AVAILABLE DATA:
● ● ● ● ● ● ●

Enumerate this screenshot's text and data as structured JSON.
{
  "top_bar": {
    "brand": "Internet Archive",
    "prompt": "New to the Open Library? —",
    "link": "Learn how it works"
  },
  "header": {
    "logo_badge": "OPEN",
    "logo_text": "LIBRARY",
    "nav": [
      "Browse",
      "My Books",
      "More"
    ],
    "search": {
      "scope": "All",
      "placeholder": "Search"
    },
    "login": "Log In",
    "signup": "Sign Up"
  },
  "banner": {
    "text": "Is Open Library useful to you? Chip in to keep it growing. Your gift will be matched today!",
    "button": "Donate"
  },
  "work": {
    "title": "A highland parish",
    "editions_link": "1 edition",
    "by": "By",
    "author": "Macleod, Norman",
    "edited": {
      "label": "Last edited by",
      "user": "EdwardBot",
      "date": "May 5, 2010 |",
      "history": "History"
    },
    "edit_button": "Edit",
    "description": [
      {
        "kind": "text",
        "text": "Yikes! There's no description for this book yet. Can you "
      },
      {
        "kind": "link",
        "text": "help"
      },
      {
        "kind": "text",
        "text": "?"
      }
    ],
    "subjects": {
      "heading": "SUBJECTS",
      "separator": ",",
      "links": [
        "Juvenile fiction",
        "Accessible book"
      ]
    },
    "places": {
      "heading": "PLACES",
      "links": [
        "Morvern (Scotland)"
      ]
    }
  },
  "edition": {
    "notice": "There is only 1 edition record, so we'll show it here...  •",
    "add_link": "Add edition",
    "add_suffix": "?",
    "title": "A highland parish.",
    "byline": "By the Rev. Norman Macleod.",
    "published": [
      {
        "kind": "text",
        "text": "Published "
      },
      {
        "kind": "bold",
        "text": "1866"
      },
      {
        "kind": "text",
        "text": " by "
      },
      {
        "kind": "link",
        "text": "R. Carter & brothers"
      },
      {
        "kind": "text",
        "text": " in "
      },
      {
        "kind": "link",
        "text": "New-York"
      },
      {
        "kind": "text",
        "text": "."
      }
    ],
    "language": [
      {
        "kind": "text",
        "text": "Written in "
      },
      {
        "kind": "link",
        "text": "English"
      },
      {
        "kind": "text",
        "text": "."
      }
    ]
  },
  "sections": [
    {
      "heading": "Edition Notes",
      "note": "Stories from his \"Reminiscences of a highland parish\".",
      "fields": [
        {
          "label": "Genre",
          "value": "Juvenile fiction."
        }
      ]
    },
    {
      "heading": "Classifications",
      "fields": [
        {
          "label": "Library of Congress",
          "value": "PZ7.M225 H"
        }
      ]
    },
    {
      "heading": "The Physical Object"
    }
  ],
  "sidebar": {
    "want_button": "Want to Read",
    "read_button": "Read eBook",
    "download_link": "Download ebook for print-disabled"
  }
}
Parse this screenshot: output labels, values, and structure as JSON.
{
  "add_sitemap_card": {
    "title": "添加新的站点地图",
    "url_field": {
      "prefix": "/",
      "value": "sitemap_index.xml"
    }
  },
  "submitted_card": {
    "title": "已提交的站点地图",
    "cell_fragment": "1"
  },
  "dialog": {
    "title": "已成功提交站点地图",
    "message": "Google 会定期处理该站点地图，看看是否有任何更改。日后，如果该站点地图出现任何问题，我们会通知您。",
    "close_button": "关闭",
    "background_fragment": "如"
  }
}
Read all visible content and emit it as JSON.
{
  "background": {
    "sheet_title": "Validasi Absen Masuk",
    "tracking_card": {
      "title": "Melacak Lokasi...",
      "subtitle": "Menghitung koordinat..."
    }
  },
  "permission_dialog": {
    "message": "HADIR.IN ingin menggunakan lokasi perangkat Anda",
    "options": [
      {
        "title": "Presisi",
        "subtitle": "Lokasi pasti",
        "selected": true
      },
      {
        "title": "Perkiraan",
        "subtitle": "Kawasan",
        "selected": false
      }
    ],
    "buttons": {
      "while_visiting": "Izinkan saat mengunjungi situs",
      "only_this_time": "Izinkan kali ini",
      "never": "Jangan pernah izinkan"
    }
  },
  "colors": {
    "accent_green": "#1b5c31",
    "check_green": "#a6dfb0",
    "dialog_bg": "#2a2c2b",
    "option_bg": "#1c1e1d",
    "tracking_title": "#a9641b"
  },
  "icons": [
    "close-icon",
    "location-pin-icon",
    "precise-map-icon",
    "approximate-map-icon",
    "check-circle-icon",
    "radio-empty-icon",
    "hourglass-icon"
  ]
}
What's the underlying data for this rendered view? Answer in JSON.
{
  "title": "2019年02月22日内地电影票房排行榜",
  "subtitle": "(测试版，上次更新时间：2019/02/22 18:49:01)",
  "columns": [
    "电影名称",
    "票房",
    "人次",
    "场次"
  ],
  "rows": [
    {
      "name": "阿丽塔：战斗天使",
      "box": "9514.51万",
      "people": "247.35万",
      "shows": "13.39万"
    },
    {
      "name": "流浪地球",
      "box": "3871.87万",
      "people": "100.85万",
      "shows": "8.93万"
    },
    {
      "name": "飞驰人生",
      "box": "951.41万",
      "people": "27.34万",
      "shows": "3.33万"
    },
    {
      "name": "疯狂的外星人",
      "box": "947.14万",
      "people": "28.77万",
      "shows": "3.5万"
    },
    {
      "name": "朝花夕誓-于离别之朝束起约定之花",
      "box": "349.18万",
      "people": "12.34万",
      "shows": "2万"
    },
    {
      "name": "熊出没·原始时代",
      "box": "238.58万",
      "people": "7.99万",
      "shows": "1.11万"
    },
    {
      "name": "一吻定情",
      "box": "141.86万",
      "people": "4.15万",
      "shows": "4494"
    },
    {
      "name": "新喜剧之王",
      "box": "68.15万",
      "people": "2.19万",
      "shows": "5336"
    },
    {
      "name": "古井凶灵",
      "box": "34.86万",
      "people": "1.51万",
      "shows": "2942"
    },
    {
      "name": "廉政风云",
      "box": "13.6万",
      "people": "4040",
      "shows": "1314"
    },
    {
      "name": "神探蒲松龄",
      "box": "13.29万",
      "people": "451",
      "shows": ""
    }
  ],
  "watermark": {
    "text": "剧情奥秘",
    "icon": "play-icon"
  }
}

● ● ● ● ● ● ●

WHAT YOU NEED TO DO:
Copy each line above that contains the word "name".

RIGHT ANSWER:
      "name": "阿丽塔：战斗天使",
      "name": "流浪地球",
      "name": "飞驰人生",
      "name": "疯狂的外星人",
      "name": "朝花夕誓-于离别之朝束起约定之花",
      "name": "熊出没·原始时代",
      "name": "一吻定情",
      "name": "新喜剧之王",
      "name": "古井凶灵",
      "name": "廉政风云",
      "name": "神探蒲松龄",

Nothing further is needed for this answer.